─── SUPPLIED MATERIAL ───

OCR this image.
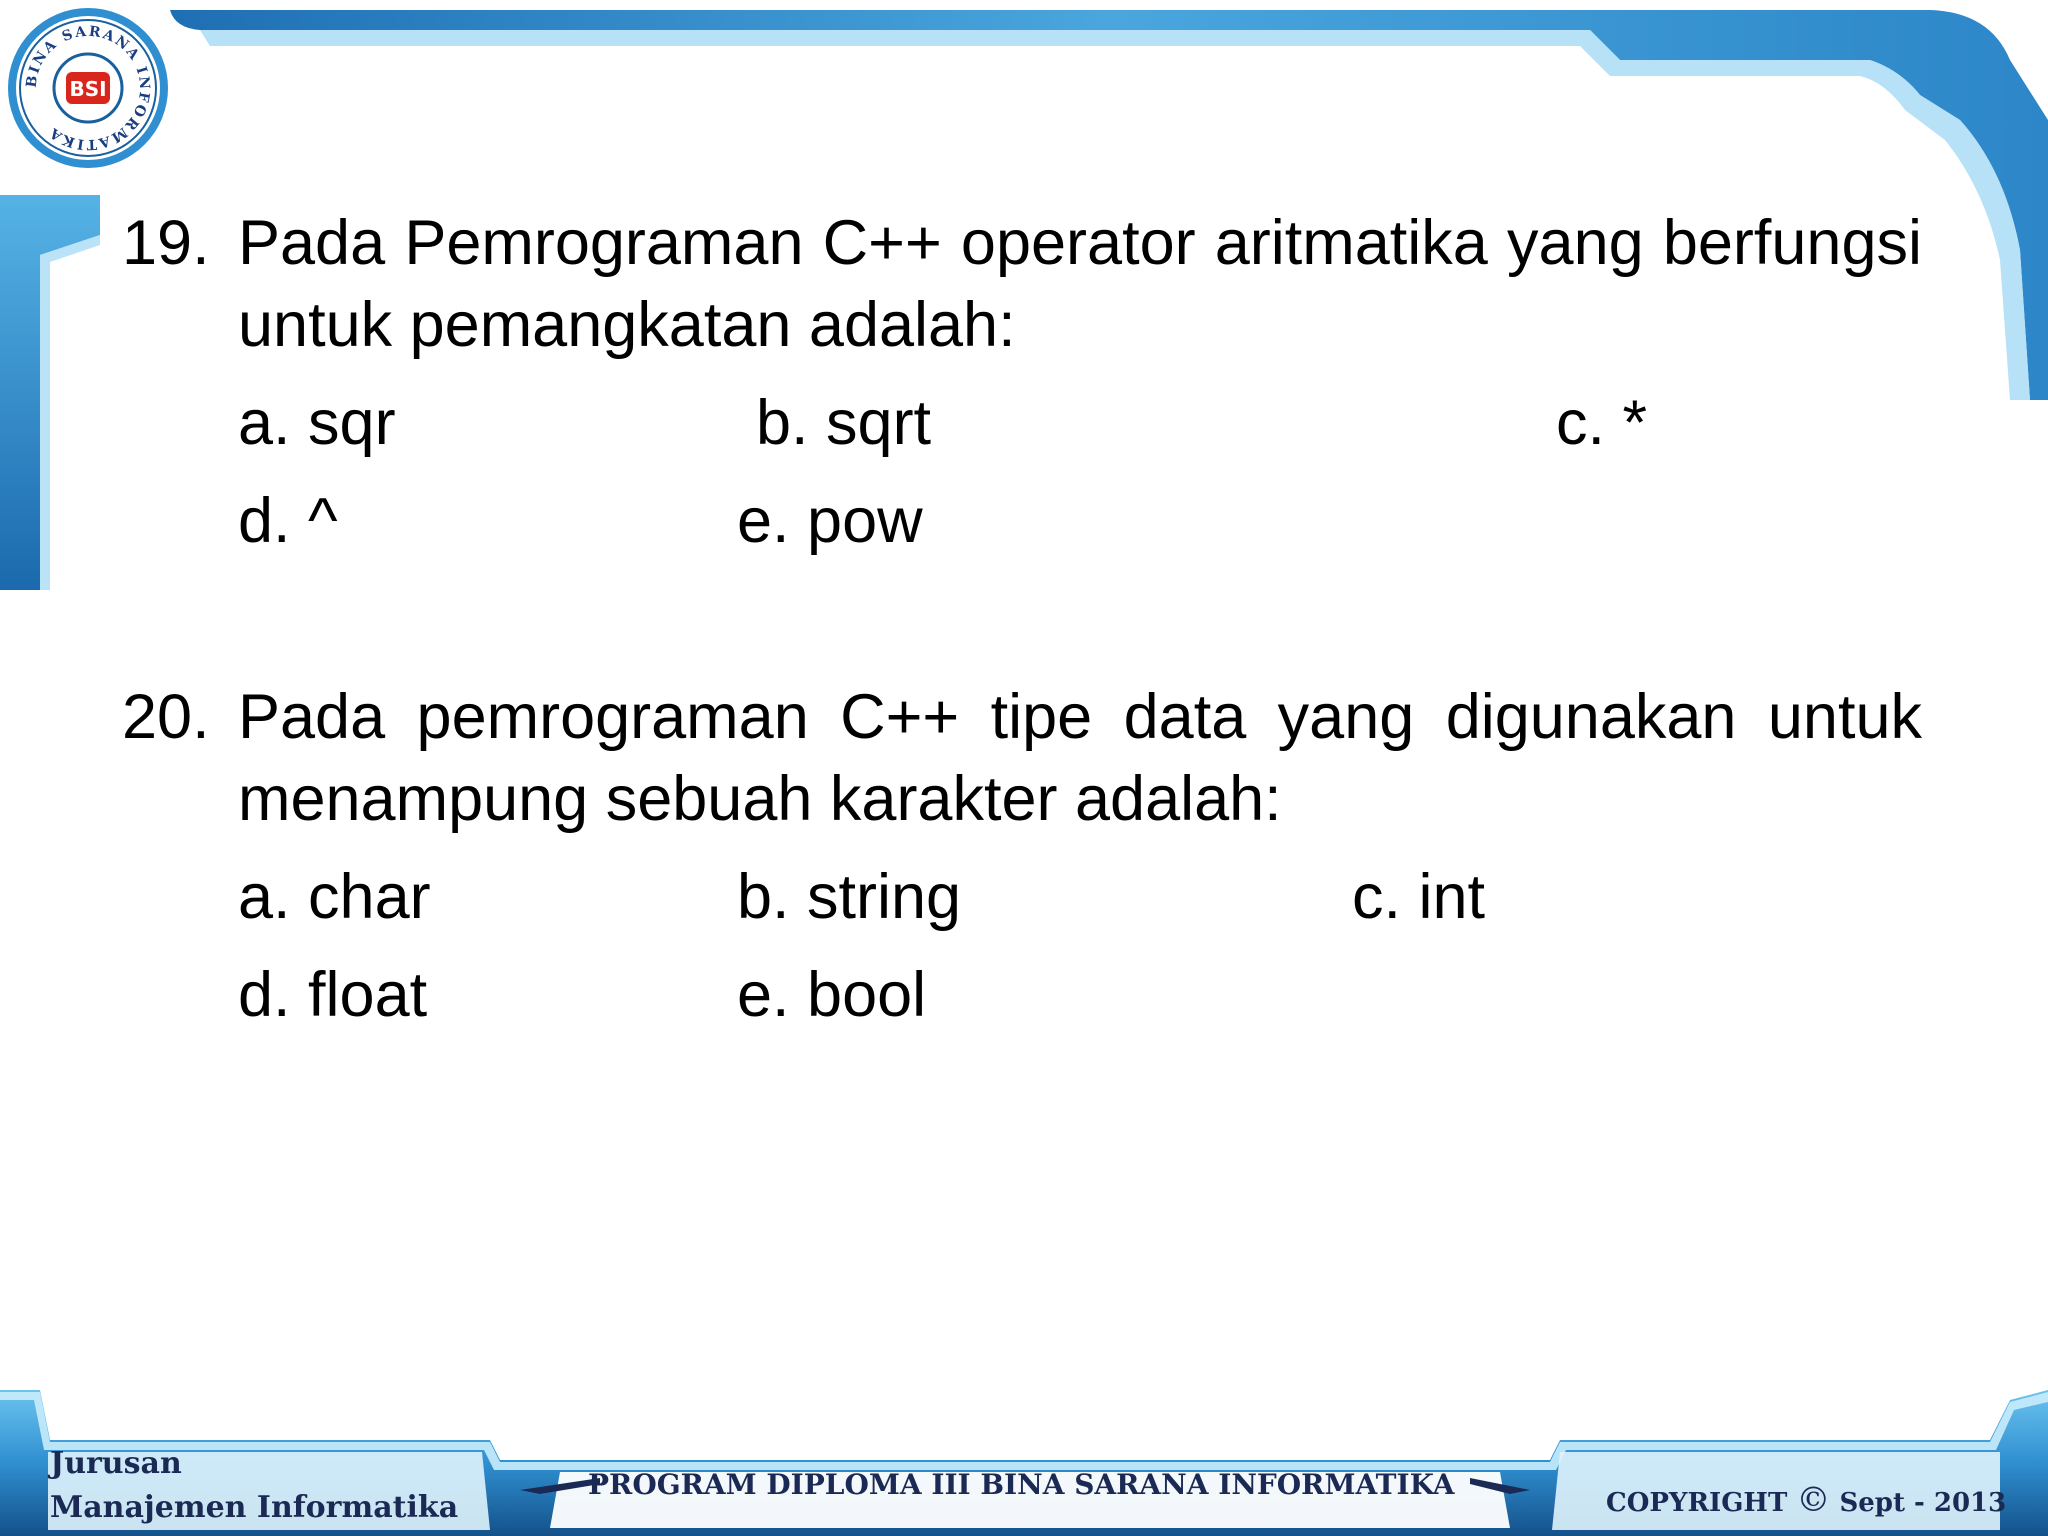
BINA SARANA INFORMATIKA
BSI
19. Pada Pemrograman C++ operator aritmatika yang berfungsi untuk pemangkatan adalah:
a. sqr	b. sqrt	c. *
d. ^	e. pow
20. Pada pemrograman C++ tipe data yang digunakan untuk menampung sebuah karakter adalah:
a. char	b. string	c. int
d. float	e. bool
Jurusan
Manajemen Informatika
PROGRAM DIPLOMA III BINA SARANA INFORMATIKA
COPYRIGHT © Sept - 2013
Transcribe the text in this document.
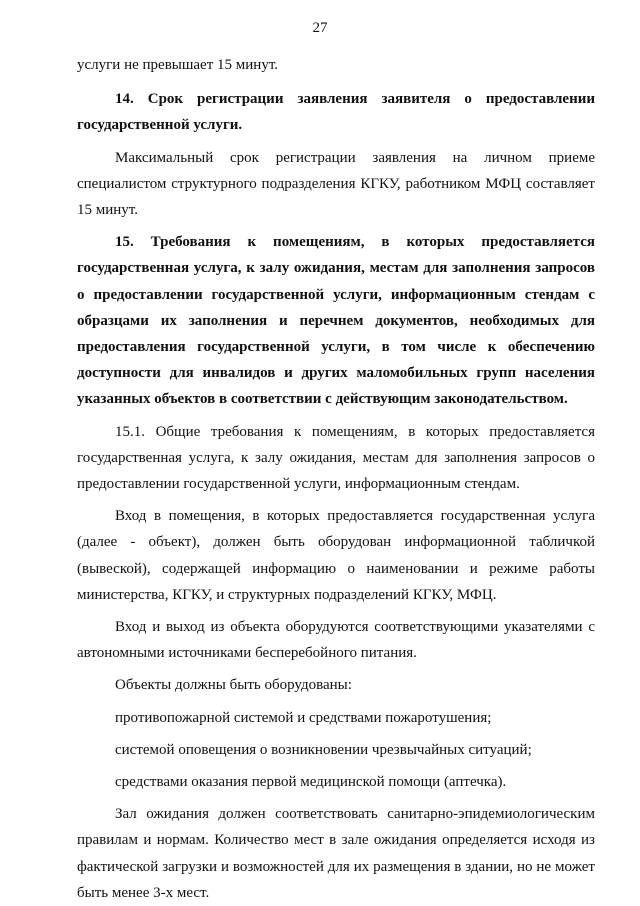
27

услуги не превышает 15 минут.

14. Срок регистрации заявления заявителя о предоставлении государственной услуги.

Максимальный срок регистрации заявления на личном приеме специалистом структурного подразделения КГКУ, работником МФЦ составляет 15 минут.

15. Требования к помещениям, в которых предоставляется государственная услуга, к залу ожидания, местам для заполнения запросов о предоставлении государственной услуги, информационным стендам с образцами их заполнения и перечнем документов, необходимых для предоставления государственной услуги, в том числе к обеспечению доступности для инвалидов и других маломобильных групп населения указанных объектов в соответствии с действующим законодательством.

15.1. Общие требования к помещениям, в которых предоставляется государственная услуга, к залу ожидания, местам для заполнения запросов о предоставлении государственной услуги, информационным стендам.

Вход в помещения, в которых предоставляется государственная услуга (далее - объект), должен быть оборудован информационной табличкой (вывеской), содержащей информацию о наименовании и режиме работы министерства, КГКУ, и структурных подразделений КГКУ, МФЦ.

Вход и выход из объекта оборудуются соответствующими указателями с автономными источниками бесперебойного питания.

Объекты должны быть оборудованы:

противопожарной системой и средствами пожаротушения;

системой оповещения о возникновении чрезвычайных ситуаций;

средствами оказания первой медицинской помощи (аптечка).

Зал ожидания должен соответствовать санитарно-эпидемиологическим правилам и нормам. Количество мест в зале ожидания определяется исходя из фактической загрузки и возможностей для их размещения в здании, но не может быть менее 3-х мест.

───

- [EXERCISE INSTRUCTIONS] Repeat the material exactly as it reads, without any of its pictures.

- [SOLUTION TO THIS PROBLEM]
OCR this image.
BINA SARANA INFORMATIKA
BSI
19. Pada Pemrograman C++ operator aritmatika yang berfungsi untuk pemangkatan adalah:
a. sqr	b. sqrt	c. *
d. ^	e. pow
20. Pada pemrograman C++ tipe data yang digunakan untuk menampung sebuah karakter adalah:
a. char	b. string	c. int
d. float	e. bool
Jurusan
Manajemen Informatika
PROGRAM DIPLOMA III BINA SARANA INFORMATIKA
COPYRIGHT © Sept - 2013
Transcribe the text in this document.
27

услуги не превышает 15 минут.

14. Срок регистрации заявления заявителя о предоставлении государственной услуги.

Максимальный срок регистрации заявления на личном приеме специалистом структурного подразделения КГКУ, работником МФЦ составляет 15 минут.

15. Требования к помещениям, в которых предоставляется государственная услуга, к залу ожидания, местам для заполнения запросов о предоставлении государственной услуги, информационным стендам с образцами их заполнения и перечнем документов, необходимых для предоставления государственной услуги, в том числе к обеспечению доступности для инвалидов и других маломобильных групп населения указанных объектов в соответствии с действующим законодательством.

15.1. Общие требования к помещениям, в которых предоставляется государственная услуга, к залу ожидания, местам для заполнения запросов о предоставлении государственной услуги, информационным стендам.

Вход в помещения, в которых предоставляется государственная услуга (далее - объект), должен быть оборудован информационной табличкой (вывеской), содержащей информацию о наименовании и режиме работы министерства, КГКУ, и структурных подразделений КГКУ, МФЦ.

Вход и выход из объекта оборудуются соответствующими указателями с автономными источниками бесперебойного питания.

Объекты должны быть оборудованы:

противопожарной системой и средствами пожаротушения;

системой оповещения о возникновении чрезвычайных ситуаций;

средствами оказания первой медицинской помощи (аптечка).

Зал ожидания должен соответствовать санитарно-эпидемиологическим правилам и нормам. Количество мест в зале ожидания определяется исходя из фактической загрузки и возможностей для их размещения в здании, но не может быть менее 3-х мест.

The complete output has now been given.